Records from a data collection

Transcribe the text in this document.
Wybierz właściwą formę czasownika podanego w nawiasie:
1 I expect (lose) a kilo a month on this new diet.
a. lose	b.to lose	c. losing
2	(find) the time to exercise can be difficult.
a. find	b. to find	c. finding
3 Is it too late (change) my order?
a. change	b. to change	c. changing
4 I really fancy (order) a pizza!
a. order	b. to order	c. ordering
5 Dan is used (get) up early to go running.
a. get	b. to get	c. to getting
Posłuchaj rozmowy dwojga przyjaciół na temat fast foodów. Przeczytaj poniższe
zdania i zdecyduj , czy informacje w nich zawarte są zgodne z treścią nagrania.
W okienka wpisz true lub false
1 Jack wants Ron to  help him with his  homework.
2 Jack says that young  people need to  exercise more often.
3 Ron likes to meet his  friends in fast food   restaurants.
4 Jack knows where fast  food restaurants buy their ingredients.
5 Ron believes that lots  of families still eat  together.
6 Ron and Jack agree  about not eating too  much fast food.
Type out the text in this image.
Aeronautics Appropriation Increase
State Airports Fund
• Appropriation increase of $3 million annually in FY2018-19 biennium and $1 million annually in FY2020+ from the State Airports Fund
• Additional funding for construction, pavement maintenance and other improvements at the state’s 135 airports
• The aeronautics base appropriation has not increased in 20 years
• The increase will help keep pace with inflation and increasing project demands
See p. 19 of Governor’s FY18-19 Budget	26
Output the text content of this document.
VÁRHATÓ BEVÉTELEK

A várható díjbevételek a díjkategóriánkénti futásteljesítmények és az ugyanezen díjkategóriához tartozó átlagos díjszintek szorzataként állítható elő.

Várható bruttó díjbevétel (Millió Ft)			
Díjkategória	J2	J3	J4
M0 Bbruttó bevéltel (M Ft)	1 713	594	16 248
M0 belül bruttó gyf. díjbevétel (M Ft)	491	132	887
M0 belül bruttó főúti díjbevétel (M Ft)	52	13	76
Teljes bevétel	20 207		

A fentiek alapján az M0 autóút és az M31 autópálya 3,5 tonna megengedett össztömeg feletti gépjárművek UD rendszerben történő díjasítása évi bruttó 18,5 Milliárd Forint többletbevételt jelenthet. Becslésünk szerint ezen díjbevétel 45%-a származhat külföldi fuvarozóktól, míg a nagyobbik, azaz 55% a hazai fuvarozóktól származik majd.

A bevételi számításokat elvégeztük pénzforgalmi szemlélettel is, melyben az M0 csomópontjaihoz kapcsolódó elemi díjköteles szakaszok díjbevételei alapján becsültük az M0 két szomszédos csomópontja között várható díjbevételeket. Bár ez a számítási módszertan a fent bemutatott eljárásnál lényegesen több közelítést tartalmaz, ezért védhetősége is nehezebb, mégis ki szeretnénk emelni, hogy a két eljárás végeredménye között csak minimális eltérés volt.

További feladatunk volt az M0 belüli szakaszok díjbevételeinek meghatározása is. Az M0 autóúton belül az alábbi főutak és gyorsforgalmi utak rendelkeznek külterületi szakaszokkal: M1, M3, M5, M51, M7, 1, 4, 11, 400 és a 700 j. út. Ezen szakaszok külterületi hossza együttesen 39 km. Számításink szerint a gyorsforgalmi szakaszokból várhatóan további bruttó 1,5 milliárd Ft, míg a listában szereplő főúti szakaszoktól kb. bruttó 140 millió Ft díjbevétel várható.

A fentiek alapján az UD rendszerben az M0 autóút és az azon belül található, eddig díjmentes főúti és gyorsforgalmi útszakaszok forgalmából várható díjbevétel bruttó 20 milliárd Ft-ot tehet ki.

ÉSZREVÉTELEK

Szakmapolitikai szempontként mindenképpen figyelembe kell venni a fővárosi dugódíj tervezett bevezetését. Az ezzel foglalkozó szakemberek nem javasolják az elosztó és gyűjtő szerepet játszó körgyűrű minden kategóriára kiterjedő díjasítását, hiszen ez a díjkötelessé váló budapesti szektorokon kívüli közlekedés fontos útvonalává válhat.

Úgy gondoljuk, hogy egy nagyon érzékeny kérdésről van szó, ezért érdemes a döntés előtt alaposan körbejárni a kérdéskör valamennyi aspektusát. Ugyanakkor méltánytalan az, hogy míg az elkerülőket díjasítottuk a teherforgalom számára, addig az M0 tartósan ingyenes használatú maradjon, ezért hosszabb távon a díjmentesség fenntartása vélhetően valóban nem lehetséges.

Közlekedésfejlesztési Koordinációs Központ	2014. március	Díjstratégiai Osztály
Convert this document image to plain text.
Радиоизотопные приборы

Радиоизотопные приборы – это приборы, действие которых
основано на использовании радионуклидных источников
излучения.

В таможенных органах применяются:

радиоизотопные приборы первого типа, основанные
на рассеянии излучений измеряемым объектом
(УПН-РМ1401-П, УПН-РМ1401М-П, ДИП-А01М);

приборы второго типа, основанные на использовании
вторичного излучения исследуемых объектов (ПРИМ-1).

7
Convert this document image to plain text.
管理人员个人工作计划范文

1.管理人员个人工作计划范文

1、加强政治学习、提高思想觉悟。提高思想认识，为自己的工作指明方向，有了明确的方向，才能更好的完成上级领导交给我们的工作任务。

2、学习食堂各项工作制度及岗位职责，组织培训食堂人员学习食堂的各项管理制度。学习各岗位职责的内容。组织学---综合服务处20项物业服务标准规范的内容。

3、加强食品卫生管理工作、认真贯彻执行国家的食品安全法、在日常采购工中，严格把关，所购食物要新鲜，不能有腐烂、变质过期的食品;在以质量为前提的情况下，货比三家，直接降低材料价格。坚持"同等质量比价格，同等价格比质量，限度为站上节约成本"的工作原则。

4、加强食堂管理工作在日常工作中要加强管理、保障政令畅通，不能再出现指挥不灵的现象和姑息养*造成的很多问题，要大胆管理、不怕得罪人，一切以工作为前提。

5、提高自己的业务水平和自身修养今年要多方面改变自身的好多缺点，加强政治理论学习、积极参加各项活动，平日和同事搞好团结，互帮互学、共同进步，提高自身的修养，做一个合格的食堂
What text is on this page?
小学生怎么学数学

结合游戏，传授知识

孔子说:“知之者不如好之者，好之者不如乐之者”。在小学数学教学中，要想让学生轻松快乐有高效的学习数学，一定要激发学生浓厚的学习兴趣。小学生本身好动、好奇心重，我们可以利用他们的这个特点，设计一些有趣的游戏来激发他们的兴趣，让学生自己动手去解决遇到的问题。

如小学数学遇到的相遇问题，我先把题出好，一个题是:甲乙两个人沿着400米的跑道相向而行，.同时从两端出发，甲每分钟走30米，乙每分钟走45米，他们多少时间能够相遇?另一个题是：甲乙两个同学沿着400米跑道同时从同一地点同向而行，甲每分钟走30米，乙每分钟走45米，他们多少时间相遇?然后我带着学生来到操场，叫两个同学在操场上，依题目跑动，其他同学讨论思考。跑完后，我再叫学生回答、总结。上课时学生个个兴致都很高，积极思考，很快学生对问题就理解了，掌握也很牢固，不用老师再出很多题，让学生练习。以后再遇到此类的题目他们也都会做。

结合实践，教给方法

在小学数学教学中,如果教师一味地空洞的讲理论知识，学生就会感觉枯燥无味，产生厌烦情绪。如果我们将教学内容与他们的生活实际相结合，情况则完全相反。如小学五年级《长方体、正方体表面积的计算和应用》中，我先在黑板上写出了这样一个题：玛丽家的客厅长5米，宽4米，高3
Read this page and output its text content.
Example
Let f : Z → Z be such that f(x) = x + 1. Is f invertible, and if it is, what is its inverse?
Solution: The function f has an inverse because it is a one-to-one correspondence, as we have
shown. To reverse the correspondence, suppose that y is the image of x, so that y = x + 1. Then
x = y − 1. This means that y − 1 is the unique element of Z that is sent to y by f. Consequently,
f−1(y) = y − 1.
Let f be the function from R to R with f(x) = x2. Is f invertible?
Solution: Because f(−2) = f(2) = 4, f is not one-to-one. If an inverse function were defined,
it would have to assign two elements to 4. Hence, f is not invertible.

● **Exercise task**
Return a copy of every line that includes the word "correspondence".

● **Right answer**
Solution: The function f has an inverse because it is a one-to-one correspondence, as we have
shown. To reverse the correspondence, suppose that y is the image of x, so that y = x + 1. Then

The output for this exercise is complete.